- Task brief
Starting from the line that contains "Extract all readable text from this page.", reproduce each line exactly through the end of the material, and include no other lines.

(Extracted records)
* * *

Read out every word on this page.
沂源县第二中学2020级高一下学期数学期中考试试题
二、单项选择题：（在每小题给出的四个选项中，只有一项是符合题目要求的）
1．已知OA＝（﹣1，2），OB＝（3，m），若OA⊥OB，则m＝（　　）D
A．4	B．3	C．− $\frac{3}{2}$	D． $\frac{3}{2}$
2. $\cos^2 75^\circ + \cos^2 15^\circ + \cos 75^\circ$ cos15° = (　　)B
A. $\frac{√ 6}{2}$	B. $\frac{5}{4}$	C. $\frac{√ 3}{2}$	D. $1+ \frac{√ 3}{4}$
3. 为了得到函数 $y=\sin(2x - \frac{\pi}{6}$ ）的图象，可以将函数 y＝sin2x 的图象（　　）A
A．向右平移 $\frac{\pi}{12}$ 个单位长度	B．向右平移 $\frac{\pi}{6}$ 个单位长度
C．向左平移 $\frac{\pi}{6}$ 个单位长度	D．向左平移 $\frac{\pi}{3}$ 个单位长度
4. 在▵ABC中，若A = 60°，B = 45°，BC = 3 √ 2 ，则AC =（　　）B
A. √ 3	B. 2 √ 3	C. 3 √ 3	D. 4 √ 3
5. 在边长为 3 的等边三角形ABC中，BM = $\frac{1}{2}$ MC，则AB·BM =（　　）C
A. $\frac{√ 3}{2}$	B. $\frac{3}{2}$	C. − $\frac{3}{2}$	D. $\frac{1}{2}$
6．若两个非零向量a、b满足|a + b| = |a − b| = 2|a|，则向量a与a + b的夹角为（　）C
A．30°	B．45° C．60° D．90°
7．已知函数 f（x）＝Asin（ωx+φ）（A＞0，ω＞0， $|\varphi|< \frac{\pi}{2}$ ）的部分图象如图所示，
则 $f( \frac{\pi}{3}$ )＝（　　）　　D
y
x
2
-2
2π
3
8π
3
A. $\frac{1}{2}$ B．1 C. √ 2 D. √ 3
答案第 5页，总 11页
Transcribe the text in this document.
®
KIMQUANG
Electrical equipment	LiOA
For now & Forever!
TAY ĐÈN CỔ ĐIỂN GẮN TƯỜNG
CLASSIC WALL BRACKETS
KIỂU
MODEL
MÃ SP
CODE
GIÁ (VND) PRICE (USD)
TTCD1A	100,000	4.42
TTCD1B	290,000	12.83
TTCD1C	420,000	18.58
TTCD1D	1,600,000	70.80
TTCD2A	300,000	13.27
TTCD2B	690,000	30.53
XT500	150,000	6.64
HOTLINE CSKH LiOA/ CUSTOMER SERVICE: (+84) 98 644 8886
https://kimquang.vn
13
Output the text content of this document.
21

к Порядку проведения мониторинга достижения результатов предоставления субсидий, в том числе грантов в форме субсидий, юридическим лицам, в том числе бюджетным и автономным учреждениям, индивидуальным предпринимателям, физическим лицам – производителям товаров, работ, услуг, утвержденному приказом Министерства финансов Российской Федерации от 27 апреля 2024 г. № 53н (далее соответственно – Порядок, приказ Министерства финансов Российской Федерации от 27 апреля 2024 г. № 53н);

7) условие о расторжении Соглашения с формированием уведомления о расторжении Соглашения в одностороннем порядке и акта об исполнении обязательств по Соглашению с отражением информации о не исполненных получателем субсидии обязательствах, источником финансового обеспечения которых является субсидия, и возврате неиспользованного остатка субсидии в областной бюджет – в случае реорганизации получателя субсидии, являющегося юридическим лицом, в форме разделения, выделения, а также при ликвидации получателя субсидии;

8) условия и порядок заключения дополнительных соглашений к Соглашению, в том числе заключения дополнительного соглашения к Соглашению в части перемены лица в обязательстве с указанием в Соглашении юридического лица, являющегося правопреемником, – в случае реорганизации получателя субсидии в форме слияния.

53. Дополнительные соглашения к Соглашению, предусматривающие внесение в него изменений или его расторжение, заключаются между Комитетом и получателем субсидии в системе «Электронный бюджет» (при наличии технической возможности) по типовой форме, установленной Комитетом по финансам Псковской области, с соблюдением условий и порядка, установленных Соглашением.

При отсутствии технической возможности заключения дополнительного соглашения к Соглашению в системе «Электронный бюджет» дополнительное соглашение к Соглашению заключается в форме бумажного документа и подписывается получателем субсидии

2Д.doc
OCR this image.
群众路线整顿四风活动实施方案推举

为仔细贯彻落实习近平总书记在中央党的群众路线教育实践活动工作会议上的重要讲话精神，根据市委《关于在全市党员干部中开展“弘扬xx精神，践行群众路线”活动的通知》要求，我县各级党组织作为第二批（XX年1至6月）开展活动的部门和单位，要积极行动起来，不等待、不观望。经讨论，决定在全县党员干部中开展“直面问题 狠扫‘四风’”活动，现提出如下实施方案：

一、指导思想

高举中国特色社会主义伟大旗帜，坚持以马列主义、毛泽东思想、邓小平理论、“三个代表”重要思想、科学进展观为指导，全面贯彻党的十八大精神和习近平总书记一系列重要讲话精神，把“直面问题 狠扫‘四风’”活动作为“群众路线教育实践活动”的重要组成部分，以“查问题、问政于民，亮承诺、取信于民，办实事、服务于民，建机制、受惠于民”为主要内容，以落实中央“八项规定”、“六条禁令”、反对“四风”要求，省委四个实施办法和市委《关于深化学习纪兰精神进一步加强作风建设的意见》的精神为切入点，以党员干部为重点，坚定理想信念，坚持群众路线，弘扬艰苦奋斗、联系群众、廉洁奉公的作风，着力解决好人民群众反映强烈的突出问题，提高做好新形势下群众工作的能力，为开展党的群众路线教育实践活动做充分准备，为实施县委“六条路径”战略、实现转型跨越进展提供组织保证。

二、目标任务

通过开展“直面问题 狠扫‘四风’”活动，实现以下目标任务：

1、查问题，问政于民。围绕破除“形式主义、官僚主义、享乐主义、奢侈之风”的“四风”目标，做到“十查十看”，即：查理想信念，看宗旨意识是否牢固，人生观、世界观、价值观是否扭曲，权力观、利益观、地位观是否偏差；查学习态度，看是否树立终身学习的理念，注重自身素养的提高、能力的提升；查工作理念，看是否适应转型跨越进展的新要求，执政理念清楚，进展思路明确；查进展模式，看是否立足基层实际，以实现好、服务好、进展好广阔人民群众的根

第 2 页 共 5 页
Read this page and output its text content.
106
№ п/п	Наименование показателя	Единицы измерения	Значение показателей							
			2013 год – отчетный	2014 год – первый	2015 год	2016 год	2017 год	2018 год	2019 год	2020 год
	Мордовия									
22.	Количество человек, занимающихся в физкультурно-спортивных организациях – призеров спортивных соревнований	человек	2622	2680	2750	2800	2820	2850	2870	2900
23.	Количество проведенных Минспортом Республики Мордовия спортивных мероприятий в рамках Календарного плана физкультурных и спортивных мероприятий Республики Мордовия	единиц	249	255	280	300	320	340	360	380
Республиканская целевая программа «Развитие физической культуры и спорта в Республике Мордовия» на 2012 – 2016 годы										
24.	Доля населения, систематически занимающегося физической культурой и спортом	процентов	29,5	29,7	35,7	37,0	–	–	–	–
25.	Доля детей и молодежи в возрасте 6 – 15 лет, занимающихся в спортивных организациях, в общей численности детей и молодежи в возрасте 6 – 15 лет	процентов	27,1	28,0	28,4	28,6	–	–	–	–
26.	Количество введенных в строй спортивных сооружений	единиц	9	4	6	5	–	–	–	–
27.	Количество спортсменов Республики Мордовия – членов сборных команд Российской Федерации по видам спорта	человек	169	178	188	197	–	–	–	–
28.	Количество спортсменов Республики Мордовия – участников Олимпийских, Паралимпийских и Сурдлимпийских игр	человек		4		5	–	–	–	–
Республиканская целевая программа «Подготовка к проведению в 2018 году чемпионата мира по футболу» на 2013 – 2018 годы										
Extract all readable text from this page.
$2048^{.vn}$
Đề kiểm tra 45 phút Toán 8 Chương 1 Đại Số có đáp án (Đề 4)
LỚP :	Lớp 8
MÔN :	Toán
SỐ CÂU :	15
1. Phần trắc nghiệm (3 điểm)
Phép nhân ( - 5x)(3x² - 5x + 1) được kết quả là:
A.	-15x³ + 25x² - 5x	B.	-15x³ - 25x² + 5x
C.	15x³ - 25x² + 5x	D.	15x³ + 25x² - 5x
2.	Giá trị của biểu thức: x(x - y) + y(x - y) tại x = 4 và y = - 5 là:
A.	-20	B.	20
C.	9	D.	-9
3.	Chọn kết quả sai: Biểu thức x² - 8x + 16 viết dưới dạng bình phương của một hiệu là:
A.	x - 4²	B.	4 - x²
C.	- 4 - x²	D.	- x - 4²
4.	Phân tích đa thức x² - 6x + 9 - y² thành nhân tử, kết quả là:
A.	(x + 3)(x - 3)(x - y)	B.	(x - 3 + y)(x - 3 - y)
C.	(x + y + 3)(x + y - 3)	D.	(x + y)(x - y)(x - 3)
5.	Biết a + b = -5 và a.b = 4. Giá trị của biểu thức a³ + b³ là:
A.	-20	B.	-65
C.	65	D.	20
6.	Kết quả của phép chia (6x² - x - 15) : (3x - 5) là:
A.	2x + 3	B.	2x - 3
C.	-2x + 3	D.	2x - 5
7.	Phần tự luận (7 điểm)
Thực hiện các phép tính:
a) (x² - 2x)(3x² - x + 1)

* * *

- Output
Extract all readable text from this page.
$2048^{.vn}$
Đề kiểm tra 45 phút Toán 8 Chương 1 Đại Số có đáp án (Đề 4)
LỚP :	Lớp 8
MÔN :	Toán
SỐ CÂU :	15
1. Phần trắc nghiệm (3 điểm)
Phép nhân ( - 5x)(3x² - 5x + 1) được kết quả là:
A.	-15x³ + 25x² - 5x	B.	-15x³ - 25x² + 5x
C.	15x³ - 25x² + 5x	D.	15x³ + 25x² - 5x
2.	Giá trị của biểu thức: x(x - y) + y(x - y) tại x = 4 và y = - 5 là:
A.	-20	B.	20
C.	9	D.	-9
3.	Chọn kết quả sai: Biểu thức x² - 8x + 16 viết dưới dạng bình phương của một hiệu là:
A.	x - 4²	B.	4 - x²
C.	- 4 - x²	D.	- x - 4²
4.	Phân tích đa thức x² - 6x + 9 - y² thành nhân tử, kết quả là:
A.	(x + 3)(x - 3)(x - y)	B.	(x - 3 + y)(x - 3 - y)
C.	(x + y + 3)(x + y - 3)	D.	(x + y)(x - y)(x - 3)
5.	Biết a + b = -5 và a.b = 4. Giá trị của biểu thức a³ + b³ là:
A.	-20	B.	-65
C.	65	D.	20
6.	Kết quả của phép chia (6x² - x - 15) : (3x - 5) là:
A.	2x + 3	B.	2x - 3
C.	-2x + 3	D.	2x - 5
7.	Phần tự luận (7 điểm)
Thực hiện các phép tính:
a) (x² - 2x)(3x² - x + 1)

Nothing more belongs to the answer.